> **Task objective**: Gather all lines from the material that contain the word "Document".

> **Given records**:

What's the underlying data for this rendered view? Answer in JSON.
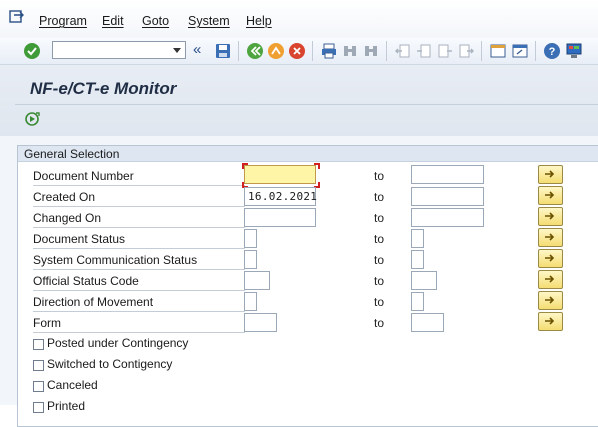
{
  "menu": {
    "items": [
      "Program",
      "Edit",
      "Goto",
      "System",
      "Help"
    ]
  },
  "toolbar": {
    "command_field_value": "",
    "icons": [
      "enter-icon",
      "command-dropdown-icon",
      "collapse-icon",
      "save-icon",
      "back-icon",
      "exit-icon",
      "cancel-icon",
      "print-icon",
      "find-icon",
      "find-next-icon",
      "first-page-icon",
      "previous-page-icon",
      "next-page-icon",
      "last-page-icon",
      "create-session-icon",
      "shortcut-icon",
      "help-icon",
      "customize-layout-icon"
    ]
  },
  "page": {
    "title": "NF-e/CT-e Monitor"
  },
  "selection": {
    "group_title": "General Selection",
    "to_label": "to",
    "fields": [
      {
        "label": "Document Number",
        "from": "",
        "to": ""
      },
      {
        "label": "Created On",
        "from": "16.02.2021",
        "to": ""
      },
      {
        "label": "Changed On",
        "from": "",
        "to": ""
      },
      {
        "label": "Document Status",
        "from": "",
        "to": ""
      },
      {
        "label": "System Communication Status",
        "from": "",
        "to": ""
      },
      {
        "label": "Official Status Code",
        "from": "",
        "to": ""
      },
      {
        "label": "Direction of Movement",
        "from": "",
        "to": ""
      },
      {
        "label": "Form",
        "from": "",
        "to": ""
      }
    ],
    "checkboxes": [
      {
        "label": "Posted under Contingency",
        "checked": false
      },
      {
        "label": "Switched to Contigency",
        "checked": false
      },
      {
        "label": "Canceled",
        "checked": false
      },
      {
        "label": "Printed",
        "checked": false
      }
    ]
  },
  "colors": {
    "active_field": "#fff5a6",
    "arrow_button": "#f4dd73",
    "title_bg": "#e8edf4"
  }
}
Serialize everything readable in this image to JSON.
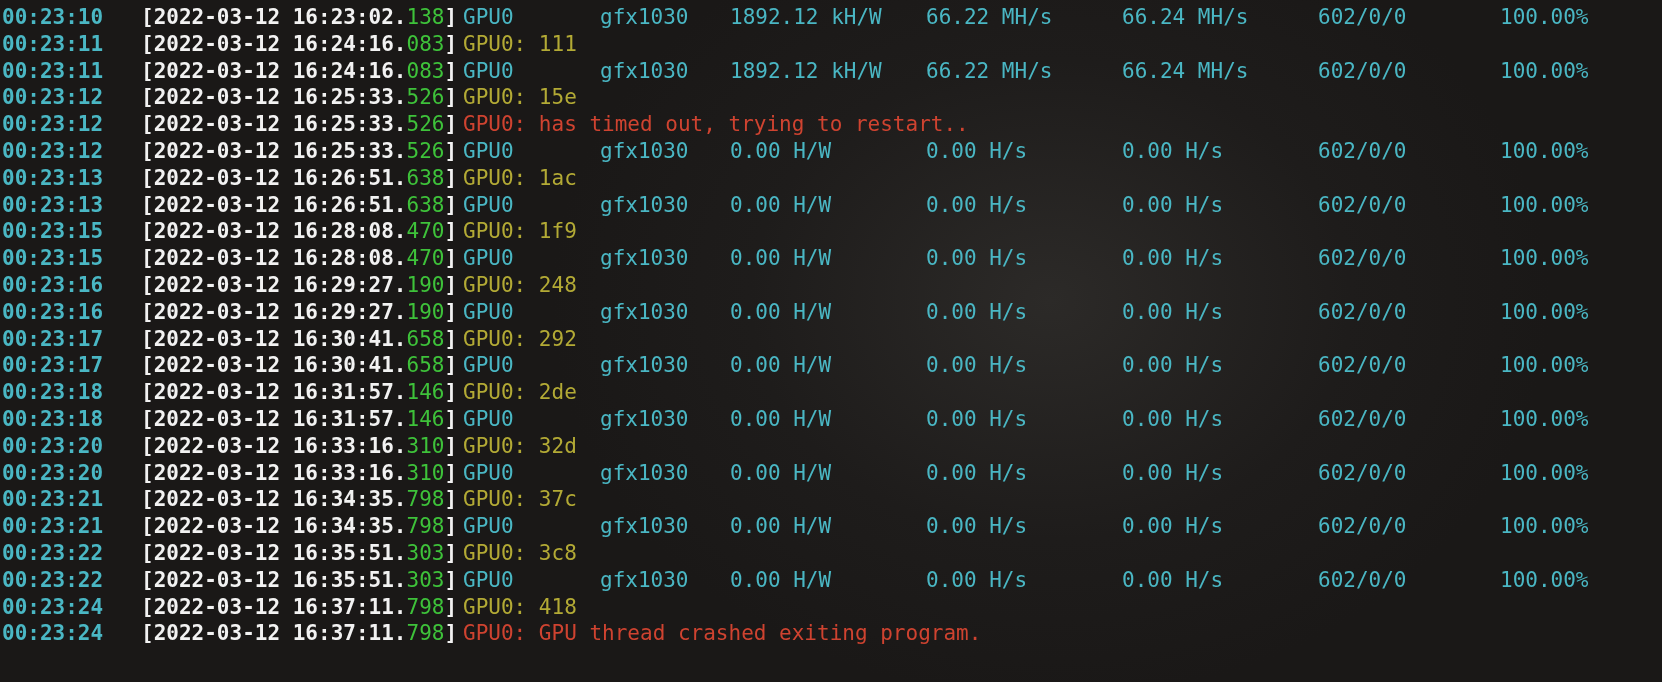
{
  "lines": [
    {
      "time": "00:23:10",
      "stamp": "[2022-03-12 16:23:02.",
      "ms": "138",
      "bracket": "]",
      "kind": "stats",
      "device": "GPU0",
      "model": "gfx1030",
      "efficiency": "1892.12 kH/W",
      "hashrate": "66.22 MH/s",
      "hashrate_avg": "66.24 MH/s",
      "shares": "602/0/0",
      "percent": "100.00%"
    },
    {
      "time": "00:23:11",
      "stamp": "[2022-03-12 16:24:16.",
      "ms": "083",
      "bracket": "]",
      "kind": "info",
      "message": "GPU0: 111"
    },
    {
      "time": "00:23:11",
      "stamp": "[2022-03-12 16:24:16.",
      "ms": "083",
      "bracket": "]",
      "kind": "stats",
      "device": "GPU0",
      "model": "gfx1030",
      "efficiency": "1892.12 kH/W",
      "hashrate": "66.22 MH/s",
      "hashrate_avg": "66.24 MH/s",
      "shares": "602/0/0",
      "percent": "100.00%"
    },
    {
      "time": "00:23:12",
      "stamp": "[2022-03-12 16:25:33.",
      "ms": "526",
      "bracket": "]",
      "kind": "info",
      "message": "GPU0: 15e"
    },
    {
      "time": "00:23:12",
      "stamp": "[2022-03-12 16:25:33.",
      "ms": "526",
      "bracket": "]",
      "kind": "error",
      "message": "GPU0: has timed out, trying to restart.."
    },
    {
      "time": "00:23:12",
      "stamp": "[2022-03-12 16:25:33.",
      "ms": "526",
      "bracket": "]",
      "kind": "stats",
      "device": "GPU0",
      "model": "gfx1030",
      "efficiency": "0.00 H/W",
      "hashrate": "0.00 H/s",
      "hashrate_avg": "0.00 H/s",
      "shares": "602/0/0",
      "percent": "100.00%"
    },
    {
      "time": "00:23:13",
      "stamp": "[2022-03-12 16:26:51.",
      "ms": "638",
      "bracket": "]",
      "kind": "info",
      "message": "GPU0: 1ac"
    },
    {
      "time": "00:23:13",
      "stamp": "[2022-03-12 16:26:51.",
      "ms": "638",
      "bracket": "]",
      "kind": "stats",
      "device": "GPU0",
      "model": "gfx1030",
      "efficiency": "0.00 H/W",
      "hashrate": "0.00 H/s",
      "hashrate_avg": "0.00 H/s",
      "shares": "602/0/0",
      "percent": "100.00%"
    },
    {
      "time": "00:23:15",
      "stamp": "[2022-03-12 16:28:08.",
      "ms": "470",
      "bracket": "]",
      "kind": "info",
      "message": "GPU0: 1f9"
    },
    {
      "time": "00:23:15",
      "stamp": "[2022-03-12 16:28:08.",
      "ms": "470",
      "bracket": "]",
      "kind": "stats",
      "device": "GPU0",
      "model": "gfx1030",
      "efficiency": "0.00 H/W",
      "hashrate": "0.00 H/s",
      "hashrate_avg": "0.00 H/s",
      "shares": "602/0/0",
      "percent": "100.00%"
    },
    {
      "time": "00:23:16",
      "stamp": "[2022-03-12 16:29:27.",
      "ms": "190",
      "bracket": "]",
      "kind": "info",
      "message": "GPU0: 248"
    },
    {
      "time": "00:23:16",
      "stamp": "[2022-03-12 16:29:27.",
      "ms": "190",
      "bracket": "]",
      "kind": "stats",
      "device": "GPU0",
      "model": "gfx1030",
      "efficiency": "0.00 H/W",
      "hashrate": "0.00 H/s",
      "hashrate_avg": "0.00 H/s",
      "shares": "602/0/0",
      "percent": "100.00%"
    },
    {
      "time": "00:23:17",
      "stamp": "[2022-03-12 16:30:41.",
      "ms": "658",
      "bracket": "]",
      "kind": "info",
      "message": "GPU0: 292"
    },
    {
      "time": "00:23:17",
      "stamp": "[2022-03-12 16:30:41.",
      "ms": "658",
      "bracket": "]",
      "kind": "stats",
      "device": "GPU0",
      "model": "gfx1030",
      "efficiency": "0.00 H/W",
      "hashrate": "0.00 H/s",
      "hashrate_avg": "0.00 H/s",
      "shares": "602/0/0",
      "percent": "100.00%"
    },
    {
      "time": "00:23:18",
      "stamp": "[2022-03-12 16:31:57.",
      "ms": "146",
      "bracket": "]",
      "kind": "info",
      "message": "GPU0: 2de"
    },
    {
      "time": "00:23:18",
      "stamp": "[2022-03-12 16:31:57.",
      "ms": "146",
      "bracket": "]",
      "kind": "stats",
      "device": "GPU0",
      "model": "gfx1030",
      "efficiency": "0.00 H/W",
      "hashrate": "0.00 H/s",
      "hashrate_avg": "0.00 H/s",
      "shares": "602/0/0",
      "percent": "100.00%"
    },
    {
      "time": "00:23:20",
      "stamp": "[2022-03-12 16:33:16.",
      "ms": "310",
      "bracket": "]",
      "kind": "info",
      "message": "GPU0: 32d"
    },
    {
      "time": "00:23:20",
      "stamp": "[2022-03-12 16:33:16.",
      "ms": "310",
      "bracket": "]",
      "kind": "stats",
      "device": "GPU0",
      "model": "gfx1030",
      "efficiency": "0.00 H/W",
      "hashrate": "0.00 H/s",
      "hashrate_avg": "0.00 H/s",
      "shares": "602/0/0",
      "percent": "100.00%"
    },
    {
      "time": "00:23:21",
      "stamp": "[2022-03-12 16:34:35.",
      "ms": "798",
      "bracket": "]",
      "kind": "info",
      "message": "GPU0: 37c"
    },
    {
      "time": "00:23:21",
      "stamp": "[2022-03-12 16:34:35.",
      "ms": "798",
      "bracket": "]",
      "kind": "stats",
      "device": "GPU0",
      "model": "gfx1030",
      "efficiency": "0.00 H/W",
      "hashrate": "0.00 H/s",
      "hashrate_avg": "0.00 H/s",
      "shares": "602/0/0",
      "percent": "100.00%"
    },
    {
      "time": "00:23:22",
      "stamp": "[2022-03-12 16:35:51.",
      "ms": "303",
      "bracket": "]",
      "kind": "info",
      "message": "GPU0: 3c8"
    },
    {
      "time": "00:23:22",
      "stamp": "[2022-03-12 16:35:51.",
      "ms": "303",
      "bracket": "]",
      "kind": "stats",
      "device": "GPU0",
      "model": "gfx1030",
      "efficiency": "0.00 H/W",
      "hashrate": "0.00 H/s",
      "hashrate_avg": "0.00 H/s",
      "shares": "602/0/0",
      "percent": "100.00%"
    },
    {
      "time": "00:23:24",
      "stamp": "[2022-03-12 16:37:11.",
      "ms": "798",
      "bracket": "]",
      "kind": "info",
      "message": "GPU0: 418"
    },
    {
      "time": "00:23:24",
      "stamp": "[2022-03-12 16:37:11.",
      "ms": "798",
      "bracket": "]",
      "kind": "error",
      "message": "GPU0: GPU thread crashed exiting program."
    }
  ]
}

> **Expected answer**:
        "label": "Document Number",
        "label": "Document Status",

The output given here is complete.